The records below must be output exactly, without pictures.

■ Task material:

------

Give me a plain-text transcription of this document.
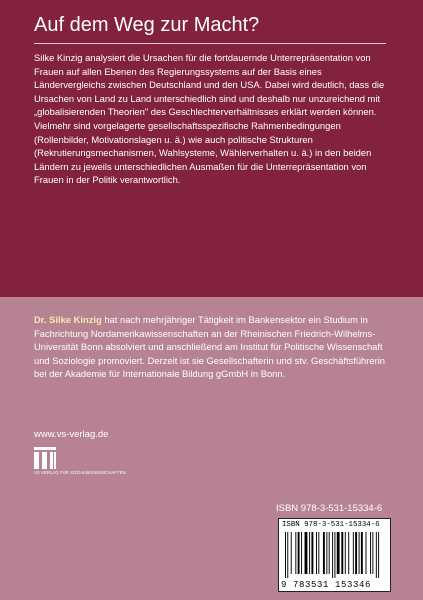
Auf dem Weg zur Macht?

Silke Kinzig analysiert die Ursachen für die fortdauernde Unterrepräsentation von Frauen auf allen Ebenen des Regierungssystems auf der Basis eines Ländervergleichs zwischen Deutschland und den USA. Dabei wird deutlich, dass die Ursachen von Land zu Land unterschiedlich sind und deshalb nur unzureichend mit „globalisierenden Theorien" des Geschlechterverhältnisses erklärt werden können. Vielmehr sind vorgelagerte gesellschaftsspezifische Rahmenbedingungen (Rollenbilder, Motivationslagen u. ä.) wie auch politische Strukturen (Rekrutierungsmechanismen, Wahlsysteme, Wählerverhalten u. ä.) in den beiden Ländern zu jeweils unterschiedlichen Ausmaßen für die Unterrepräsentation von Frauen in der Politik verantwortlich.

Dr. Silke Kinzig hat nach mehrjähriger Tätigkeit im Bankensektor ein Studium in Fachrichtung Nordamerikawissenschaften an der Rheinischen Friedrich-Wilhelms-Universität Bonn absolviert und anschließend am Institut für Politische Wissenschaft und Soziologie promoviert. Derzeit ist sie Gesellschafterin und stv. Geschäftsführerin bei der Akademie für Internationale Bildung gGmbH in Bonn.

www.vs-verlag.de
VS VERLAG FÜR SOZIALWISSENSCHAFTEN
ISBN 978-3-531-15334-6
ISBN 978-3-531-15334-6
9 783531 153346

------

■ Written reply:
Give me a plain-text transcription of this document.
Auf dem Weg zur Macht?

Silke Kinzig analysiert die Ursachen für die fortdauernde Unterrepräsentation von Frauen auf allen Ebenen des Regierungssystems auf der Basis eines Ländervergleichs zwischen Deutschland und den USA. Dabei wird deutlich, dass die Ursachen von Land zu Land unterschiedlich sind und deshalb nur unzureichend mit „globalisierenden Theorien" des Geschlechterverhältnisses erklärt werden können. Vielmehr sind vorgelagerte gesellschaftsspezifische Rahmenbedingungen (Rollenbilder, Motivationslagen u. ä.) wie auch politische Strukturen (Rekrutierungsmechanismen, Wahlsysteme, Wählerverhalten u. ä.) in den beiden Ländern zu jeweils unterschiedlichen Ausmaßen für die Unterrepräsentation von Frauen in der Politik verantwortlich.

Dr. Silke Kinzig hat nach mehrjähriger Tätigkeit im Bankensektor ein Studium in Fachrichtung Nordamerikawissenschaften an der Rheinischen Friedrich-Wilhelms-Universität Bonn absolviert und anschließend am Institut für Politische Wissenschaft und Soziologie promoviert. Derzeit ist sie Gesellschafterin und stv. Geschäftsführerin bei der Akademie für Internationale Bildung gGmbH in Bonn.

www.vs-verlag.de
VS VERLAG FÜR SOZIALWISSENSCHAFTEN
ISBN 978-3-531-15334-6
ISBN 978-3-531-15334-6
9 783531 153346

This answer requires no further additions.